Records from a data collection
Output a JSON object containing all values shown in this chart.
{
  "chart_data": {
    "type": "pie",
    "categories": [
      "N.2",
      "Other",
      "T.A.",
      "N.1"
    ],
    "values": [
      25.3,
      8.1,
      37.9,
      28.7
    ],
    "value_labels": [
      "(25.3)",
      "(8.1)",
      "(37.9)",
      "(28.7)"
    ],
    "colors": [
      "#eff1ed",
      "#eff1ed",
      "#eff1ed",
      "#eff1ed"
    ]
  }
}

...

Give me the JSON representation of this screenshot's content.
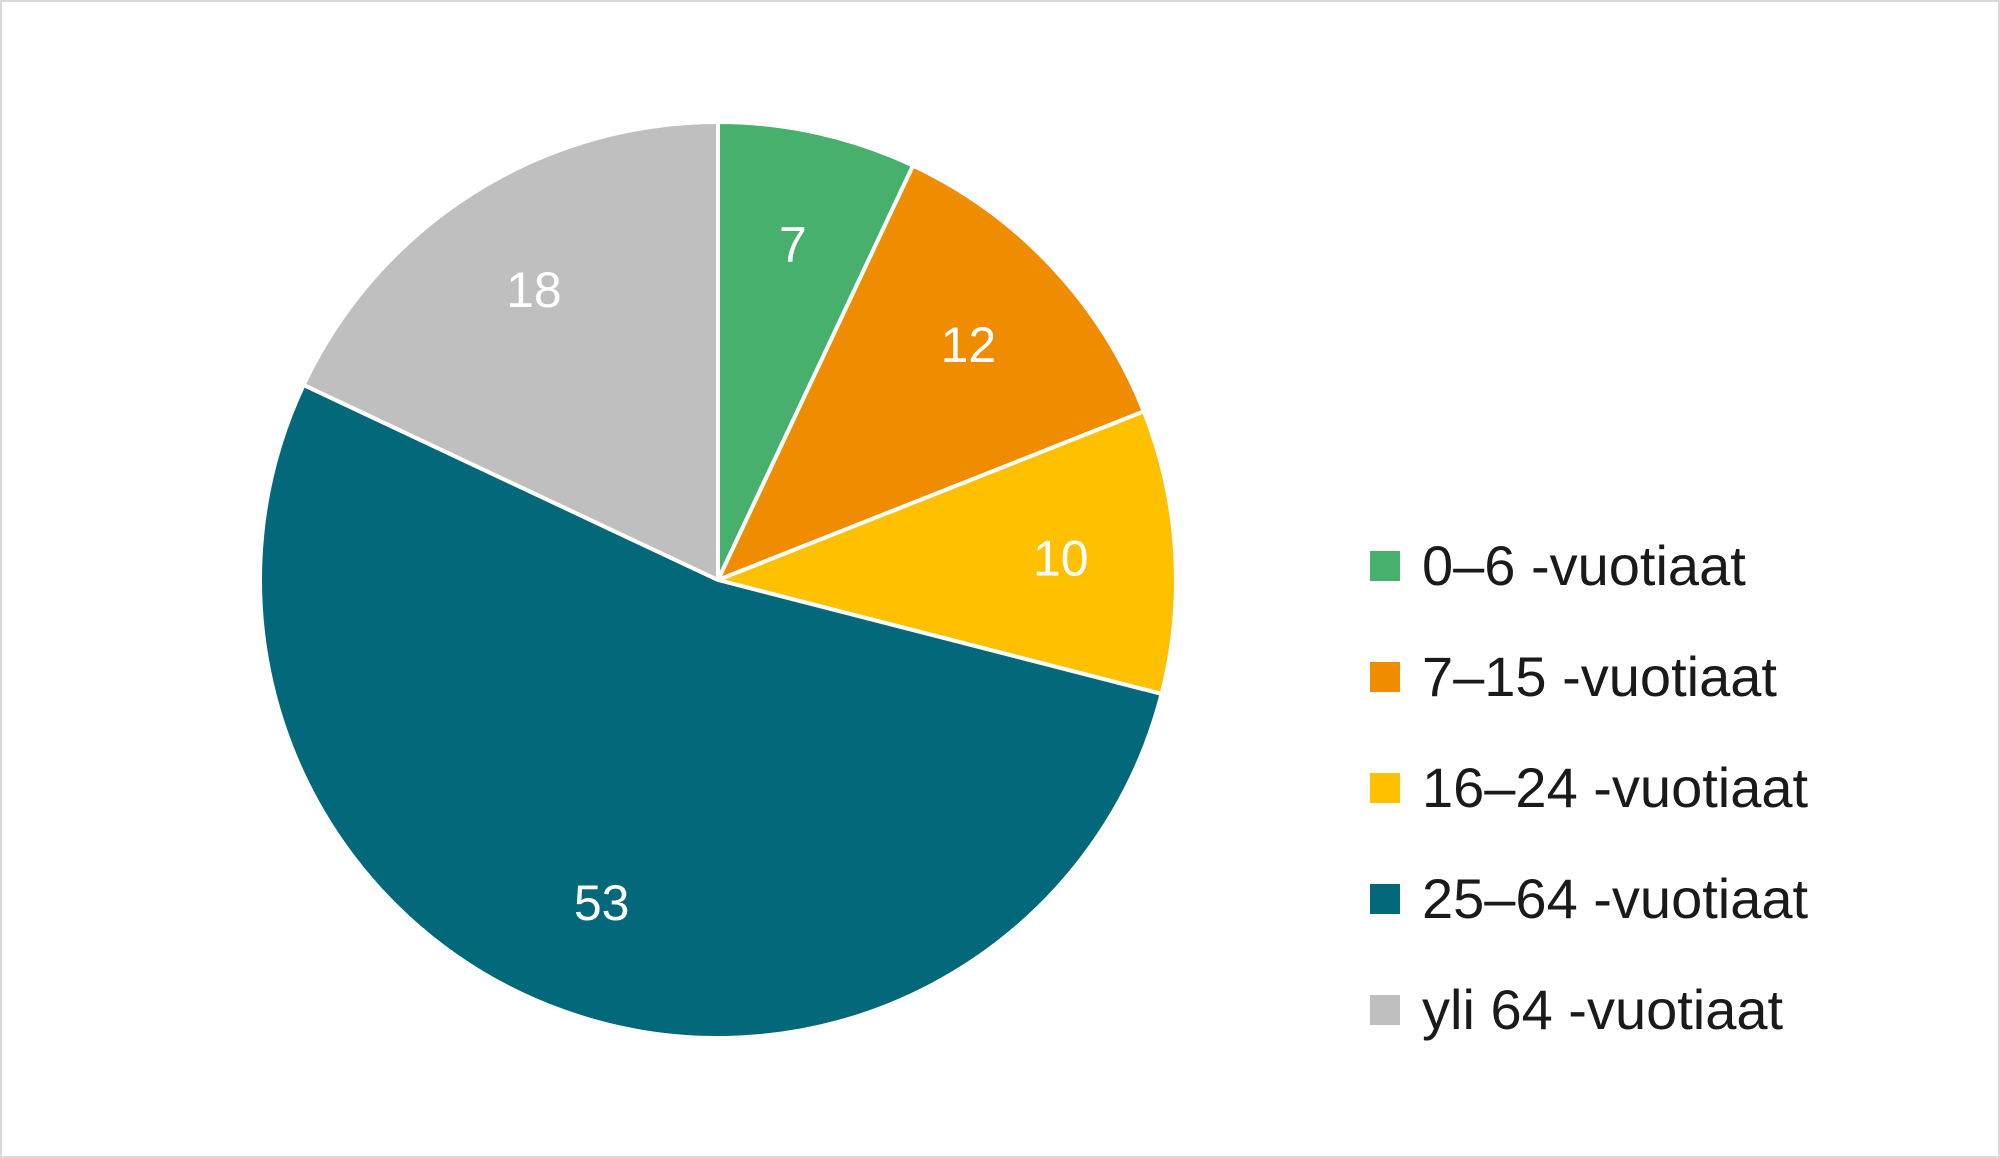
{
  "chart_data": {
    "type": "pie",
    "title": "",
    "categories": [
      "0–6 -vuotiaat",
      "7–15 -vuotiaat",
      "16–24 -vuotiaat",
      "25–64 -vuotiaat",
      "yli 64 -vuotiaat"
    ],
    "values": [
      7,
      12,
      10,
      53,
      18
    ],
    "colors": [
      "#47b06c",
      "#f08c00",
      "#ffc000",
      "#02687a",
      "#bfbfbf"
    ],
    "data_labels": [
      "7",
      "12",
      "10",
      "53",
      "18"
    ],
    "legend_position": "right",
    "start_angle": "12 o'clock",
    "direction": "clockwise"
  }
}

---

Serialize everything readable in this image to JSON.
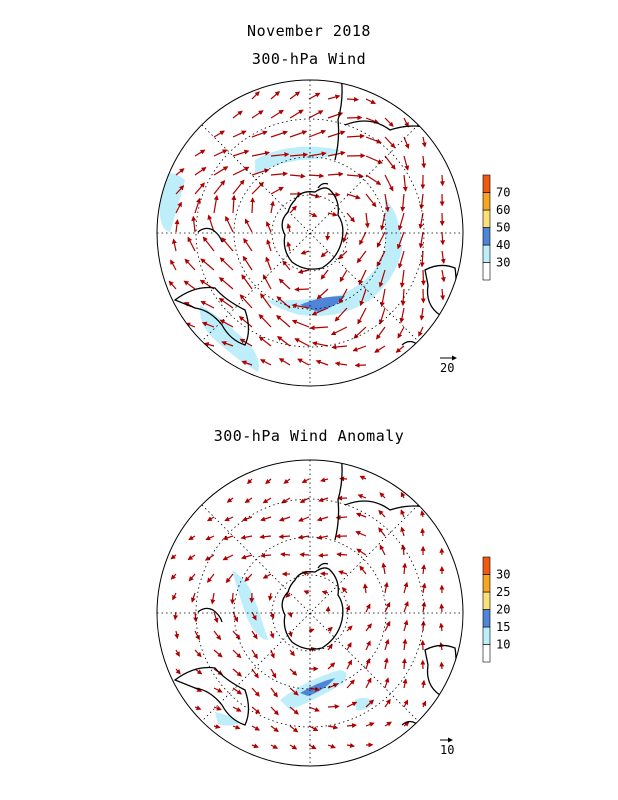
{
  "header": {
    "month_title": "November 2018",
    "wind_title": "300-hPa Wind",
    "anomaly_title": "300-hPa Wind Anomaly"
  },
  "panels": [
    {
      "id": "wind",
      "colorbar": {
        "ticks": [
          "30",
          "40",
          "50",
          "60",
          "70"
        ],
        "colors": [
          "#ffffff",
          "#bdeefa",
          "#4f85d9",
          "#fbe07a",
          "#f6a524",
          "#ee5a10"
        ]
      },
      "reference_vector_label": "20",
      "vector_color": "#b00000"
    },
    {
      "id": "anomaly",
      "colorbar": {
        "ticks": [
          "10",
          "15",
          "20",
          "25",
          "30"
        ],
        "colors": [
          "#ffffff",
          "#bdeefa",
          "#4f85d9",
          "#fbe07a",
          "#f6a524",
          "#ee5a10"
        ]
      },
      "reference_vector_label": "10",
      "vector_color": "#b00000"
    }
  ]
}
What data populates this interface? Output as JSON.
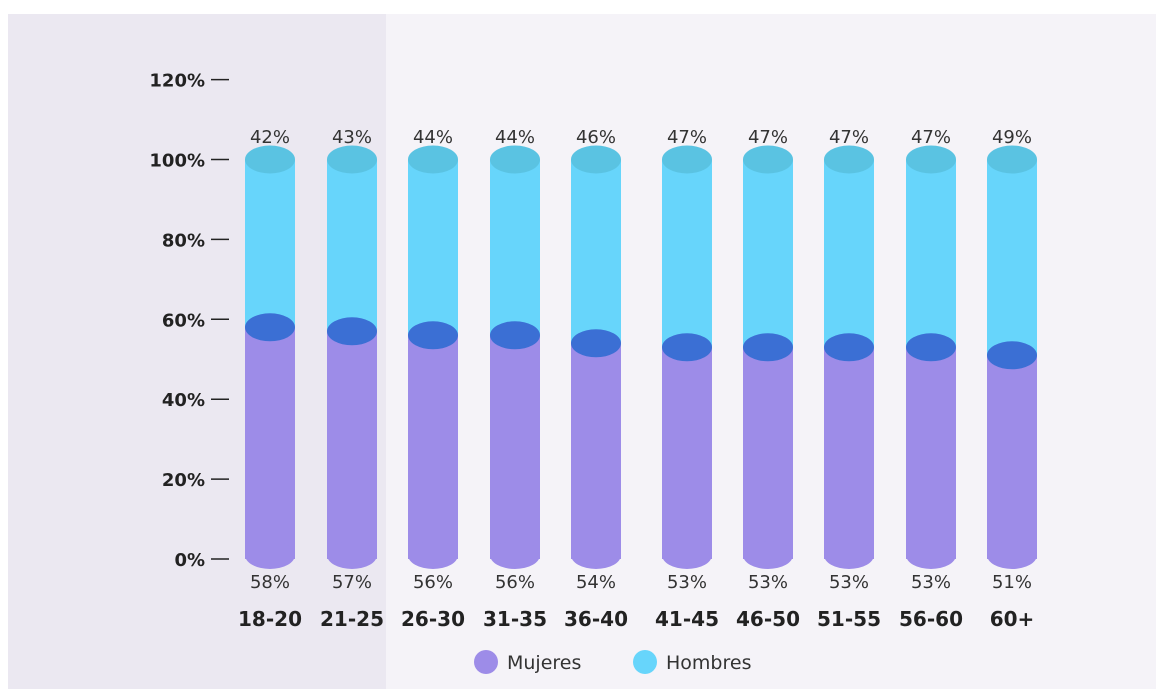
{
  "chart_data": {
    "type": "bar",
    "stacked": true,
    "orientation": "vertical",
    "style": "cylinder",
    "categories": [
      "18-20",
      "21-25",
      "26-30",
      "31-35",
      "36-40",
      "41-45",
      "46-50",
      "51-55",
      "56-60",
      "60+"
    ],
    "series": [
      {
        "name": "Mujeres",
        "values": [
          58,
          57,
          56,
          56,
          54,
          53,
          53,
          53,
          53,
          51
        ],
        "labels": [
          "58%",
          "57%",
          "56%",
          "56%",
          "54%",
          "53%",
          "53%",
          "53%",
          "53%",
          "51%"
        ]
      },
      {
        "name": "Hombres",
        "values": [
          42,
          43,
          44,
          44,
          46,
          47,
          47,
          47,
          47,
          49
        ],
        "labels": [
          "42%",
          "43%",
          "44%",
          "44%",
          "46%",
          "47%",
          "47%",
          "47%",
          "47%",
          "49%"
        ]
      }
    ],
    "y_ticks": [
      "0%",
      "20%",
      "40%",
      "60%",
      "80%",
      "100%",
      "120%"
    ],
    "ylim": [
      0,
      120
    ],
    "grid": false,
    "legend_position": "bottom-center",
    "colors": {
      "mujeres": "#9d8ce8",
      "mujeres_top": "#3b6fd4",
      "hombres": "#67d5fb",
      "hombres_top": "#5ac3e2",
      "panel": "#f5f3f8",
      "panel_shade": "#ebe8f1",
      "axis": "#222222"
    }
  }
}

__TASK TO CARRY OUT__. Wherever the string "JSON" appears in the entries above, list that line.

__WRITTEN ANSWER__.
Output a JSON object containing all values shown in this chart.
Give me the JSON representation of this screenshot's content.
Serialize everything readable in this image to JSON.
What data populates this interface? Output as JSON.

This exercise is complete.